▶ _課題 A_: 日本人町についての文章では、日本人町の敷地面積はどれほどだったとされているか。
▶ _課題 B_: 日本人町についての文章で、酒席で後輩が次々に語った話として挙げられているものをすべて書き出せ。
▶ _課題 C_: 日本人町についての文章を、最後の一文の後から書き継げ。

▶ _対象の文章_:

####

バンコクを訪れたゴルフ好きの後輩2名(日本人)と酒席を共にしました。
風雅和歌集ではありませんが、『ひとしきり吹き乱しつる風はやみて・・・』、後輩が次から次と語る“仕事の話”、“ゴルフの楽しくも悔しい話”、“タイ女性の話”・・・など等が大方終わって、明日の予定の話になりました。
友A 『明日は何処に行けば良いですか?』
僕 『行きたい場所があれば案内するよ』
友A 『エッツ!良いのですか?』
僕 『何に興味があるの?』
友A 『日本人町の遺跡があると聞きました』
僕 『遺跡としては何もないけど・・・』
江戸時代初期に栄えた日本人町は、チ゛ャオ・プラヤー川に沿って南北に500m、河畔から東に200m、約3万坪余りの敷地面積があったとされています。
それまで黙って聞いていた、後輩Aよりもチョット年嵩の後輩Bが、僕の杯にお湯割り焼酎を注ぎながら・・・
友B 『アユッタヤーの日本人町は捏造だと聞きましたが?』
僕 『捏造? どう言う意味?』
友B 『日本人観光客用の為に態々拵えた村だとか・・・』
僕 『日本人観光客対象の場所には違いないけど・・・』
友B 『やはり捏造ですか!?』
僕 『誰から聞いたの?』
友B 『何かで読みました』

####

▶ _提示データ_:
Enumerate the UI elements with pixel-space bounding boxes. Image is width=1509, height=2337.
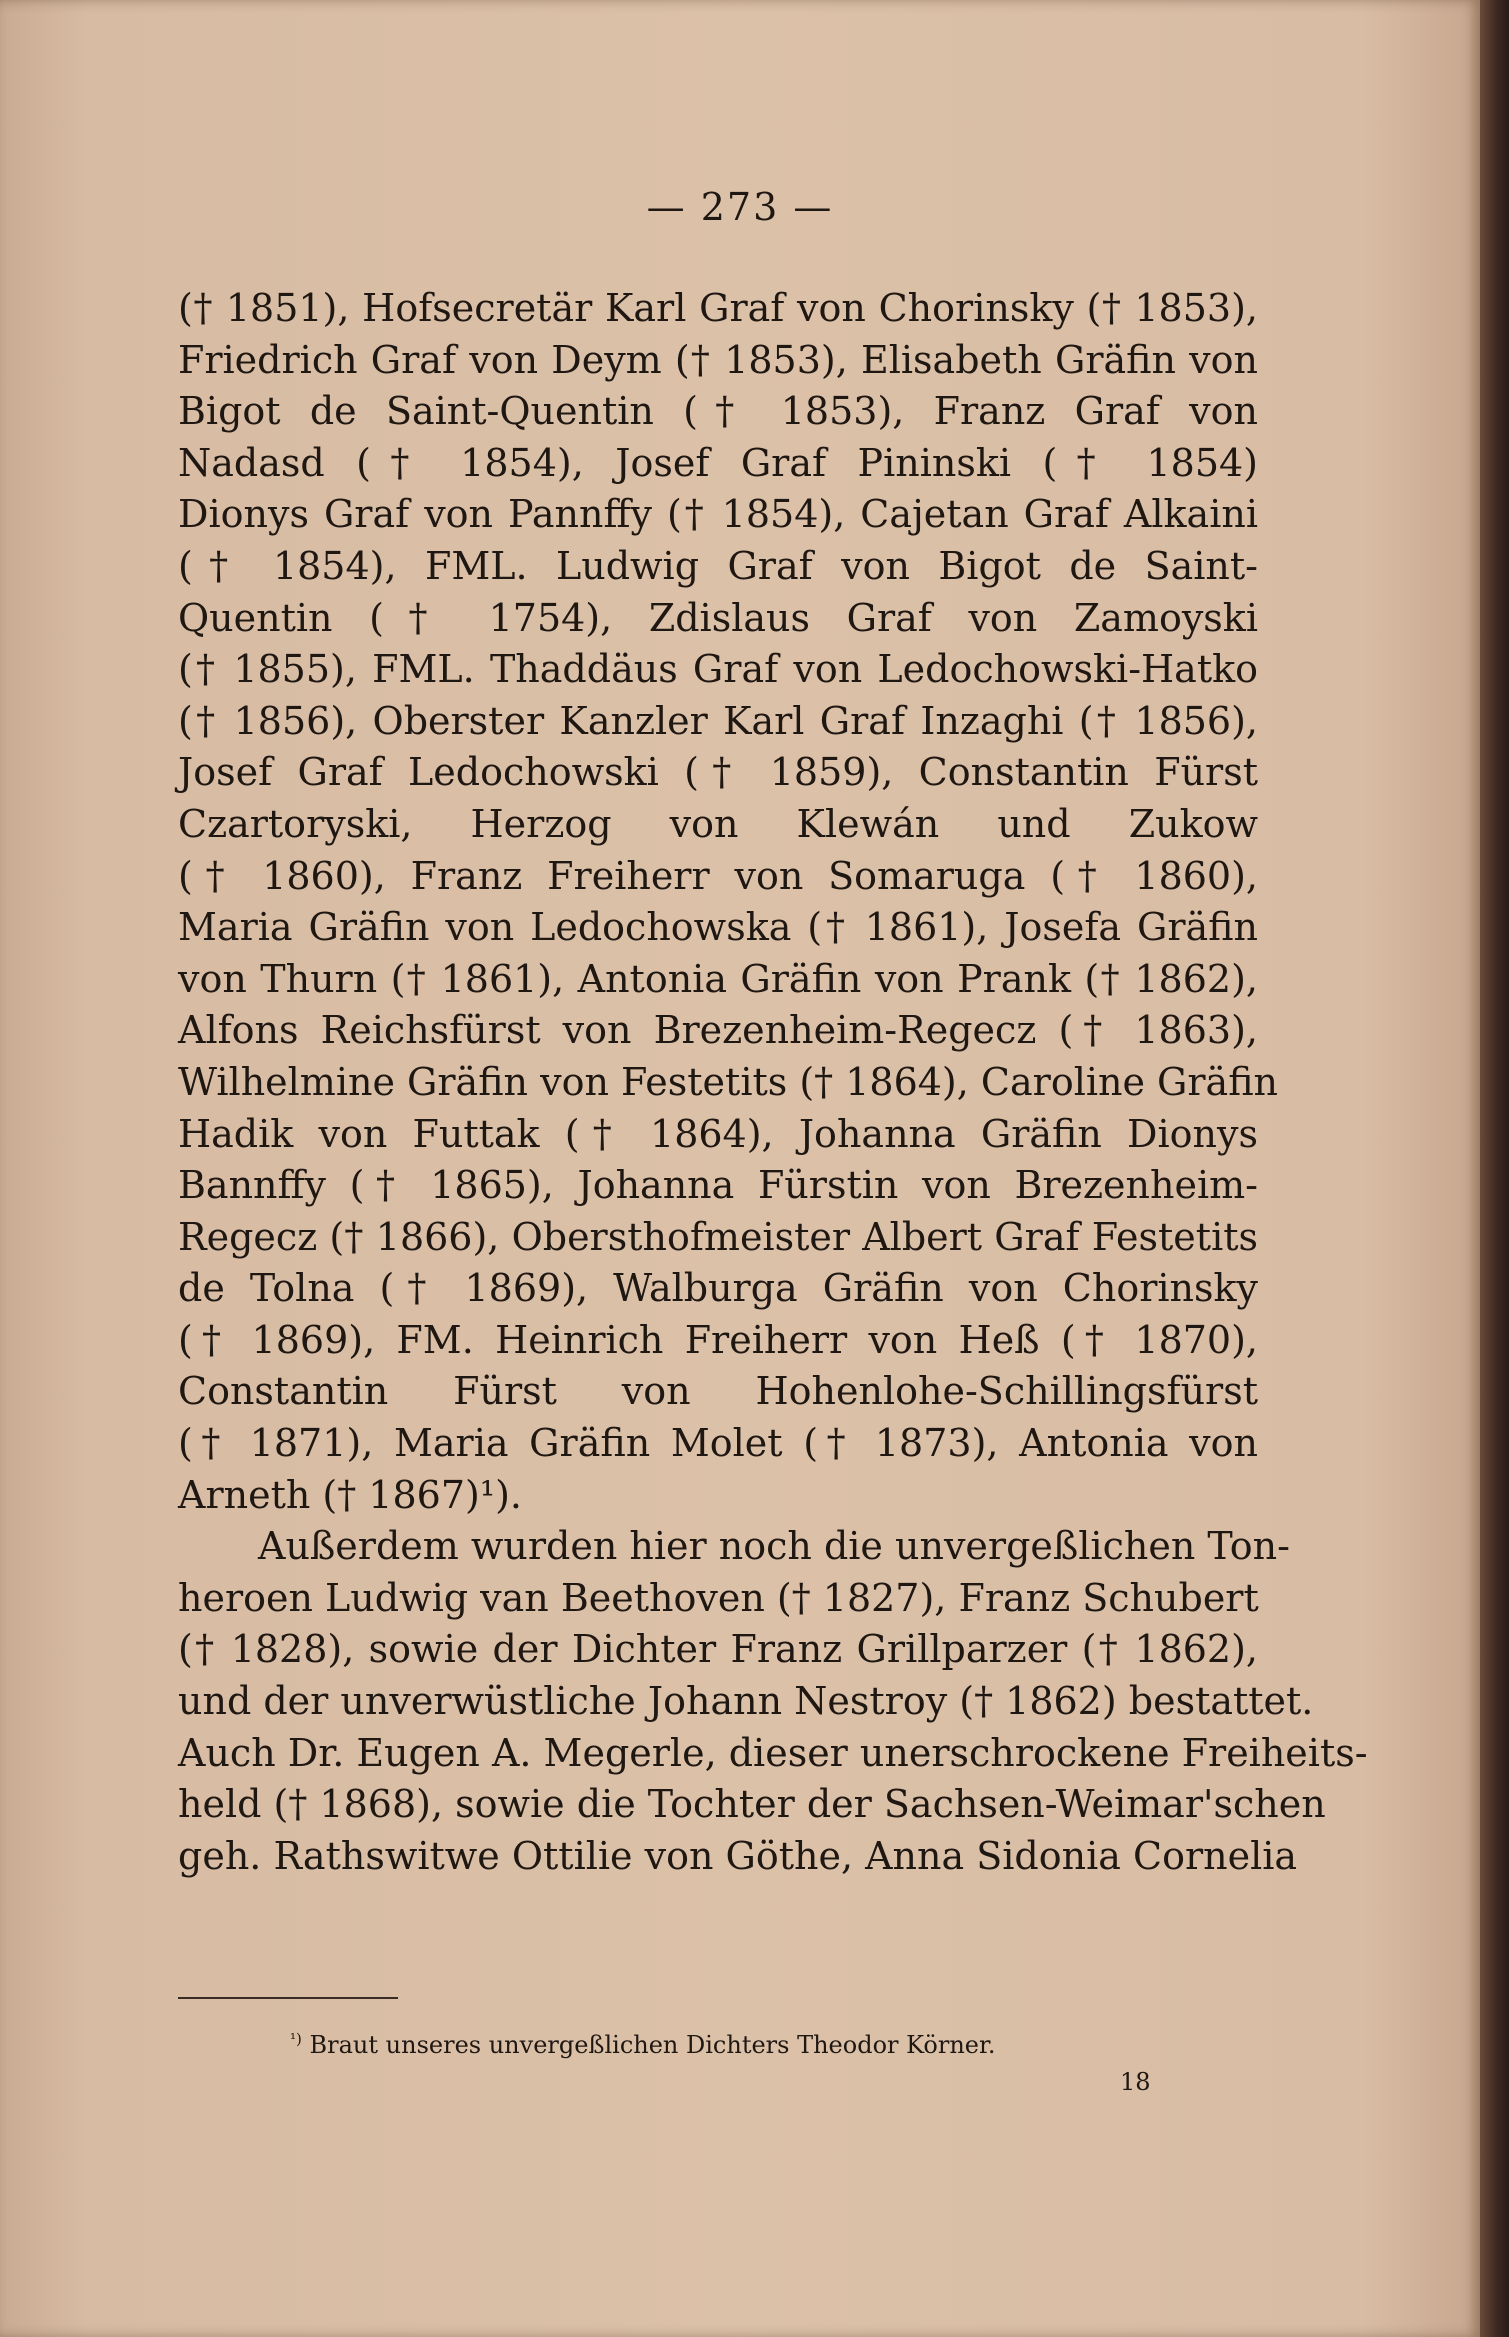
text-line: Wilhelmine Gräfin von Festetits († 1864), Caroline Gräfin <box>178 1059 1279 1104</box>
text-line: geh. Rathswitwe Ottilie von Göthe, Anna Sidonia Cornelia <box>178 1833 1298 1878</box>
text-line: held († 1868), sowie die Tochter der Sachsen-Weimar'schen <box>178 1782 1326 1827</box>
text-line: († 1854), FML. Ludwig Graf von Bigot de Saint- <box>178 543 1258 588</box>
text-line: Friedrich Graf von Deym († 1853), Elisabeth Gräfin von <box>178 337 1258 382</box>
text-line: heroen Ludwig van Beethoven († 1827), Franz Schubert <box>178 1575 1259 1620</box>
text-line: Alfons Reichsfürst von Brezenheim-Regecz († 1863), <box>178 1008 1258 1053</box>
text-line: Constantin Fürst von Hohenlohe-Schillingsfürst <box>178 1369 1258 1414</box>
text-line: de Tolna († 1869), Walburga Gräfin von Chorinsky <box>178 1266 1258 1311</box>
body-text <box>178 283 1368 1882</box>
text-line: († 1856), Oberster Kanzler Karl Graf Inzaghi († 1856), <box>178 698 1258 743</box>
footnote <box>290 2030 995 2059</box>
text-line: Hadik von Futtak († 1864), Johanna Gräfin Dionys <box>178 1111 1258 1156</box>
text-line: († 1860), Franz Freiherr von Somaruga († 1860), <box>178 853 1258 898</box>
text-line: Bigot de Saint-Quentin († 1853), Franz Graf von <box>178 389 1258 434</box>
footnote-text: Braut unseres unvergeßlichen Dichters Theodor Körner. <box>309 2031 996 2059</box>
text-line: Nadasd († 1854), Josef Graf Pininski († 1854) <box>178 440 1258 485</box>
text-line: Quentin († 1754), Zdislaus Graf von Zamoyski <box>178 595 1258 640</box>
page-number: — 273 — <box>646 185 834 229</box>
text-line: († 1851), Hofsecretär Karl Graf von Chorinsky († 1853), <box>178 286 1258 330</box>
text-line: († 1828), sowie der Dichter Franz Grillparzer († 1862), <box>178 1627 1258 1672</box>
text-line: († 1871), Maria Gräfin Molet († 1873), Antonia von <box>178 1421 1258 1466</box>
text-line: Regecz († 1866), Obersthofmeister Albert Graf Festetits <box>178 1214 1258 1259</box>
signature-mark: 18 <box>1120 2068 1151 2096</box>
text-line: Maria Gräfin von Ledochowska († 1861), Josefa Gräfin <box>178 905 1258 950</box>
text-line: von Thurn († 1861), Antonia Gräfin von Prank († 1862), <box>178 956 1258 1001</box>
footnote-marker: ¹) <box>290 2030 302 2048</box>
text-line: († 1855), FML. Thaddäus Graf von Ledochowski-Hatko <box>178 647 1258 692</box>
text-line: Josef Graf Ledochowski († 1859), Constantin Fürst <box>178 750 1258 795</box>
text-line: Arneth († 1867)¹). <box>178 1472 522 1517</box>
text-line: Dionys Graf von Pannffy († 1854), Cajetan Graf Alkaini <box>178 492 1258 537</box>
footnote-rule <box>178 1997 398 1999</box>
text-line: und der unverwüstliche Johann Nestroy († 1862) bestattet. <box>178 1679 1314 1724</box>
text-line: Auch Dr. Eugen A. Megerle, dieser unerschrockene Freiheits- <box>178 1730 1368 1775</box>
text-line: Außerdem wurden hier noch die unvergeßlichen Ton- <box>258 1524 1290 1569</box>
text-line: Czartoryski, Herzog von Klewán und Zukow <box>178 801 1258 846</box>
book-spine <box>1480 0 1509 2337</box>
text-line: Bannffy († 1865), Johanna Fürstin von Brezenheim- <box>178 1163 1258 1208</box>
text-line: († 1869), FM. Heinrich Freiherr von Heß († 1870), <box>178 1317 1258 1362</box>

####

▶ _解答 A_: 約3万坪余りとされている。

▶ _解答 B_: 仕事の話、ゴルフの楽しくも悔しい話、タイ女性の話

▶ _解答 C_:
対岸から見た日本人町の跡地
友A 『捏造だって良いから日本人町に行こうヨ!』
友B 『勿論!行くさ!』
『山田仁左衛門長政』の非実在説が喧しいのは、耳に蛸ができるくらい聞いていますが、『日本人村の捏造論』まで囁かれているとは!チョット意外でした。
友B 『先輩は、捏造だと思わないのですか?』
僕 『全く考えたことも無いよ』
友A 『兎にも角にも、アユッタヤーへ行きましょう』
友B 『この話はこれで終わり!』
友A 『今からタイのカラオケ探訪に行きましょう!』
カラオケ店に腰を降ろした御両人、堰を切ったように日本の演歌を歌い始め、止まるところがありません。夜はアットいう間に更け、僕が自宅のベッドに倒れ込んだのは午前二時を回っていました。
現在の日本人村?日本人御用達のカラオケ街
翌朝10時半、しょぼしょぼ目の二名をホテルでピック・アップ。一路アユッタヤーに向かいました。二日酔い気味の御両人はといえば、シートを倒してグッスリ寝込んでいます。
道程の半分を過ぎた頃になってやおら目覚めた二人、冷えた真水を一気に飲み干すと、嘘見たいに元気回復!本当に御若い!羨ましい限りです。
早速、昨晩の日本人町の真贋論争を再燃させ、運転中の僕に質問を浴びせ始めます。
友B 『日本人町が発掘されたのはいつですか?』
日本人町の石碑 日本人町の想像模型
僕は、彼の質問に要点だけを答えつつ、我がもの顔で走行するオートバイを左右にかわしながら慎重に車を走らせます。
『日本人町が発掘されたのは1933年(昭和8年)』
『発掘者は日本人の南方史研究家の『東恩納寛淳』(ひがしおんなかんじゅ)
『出土品は、薩摩焼の観世菩薩像 日本刀、鎧具足破片、鍋釜、包丁等多数』
『場所はポルトガル・キャンプの対岸。オランダ商館の南側』
『1938年(昭和13年)、旧日本海軍練習艦隊が当地に長政神社を建立』
友B 『旧日本軍が絡んでいるのですか? やはり捏造かも・・・』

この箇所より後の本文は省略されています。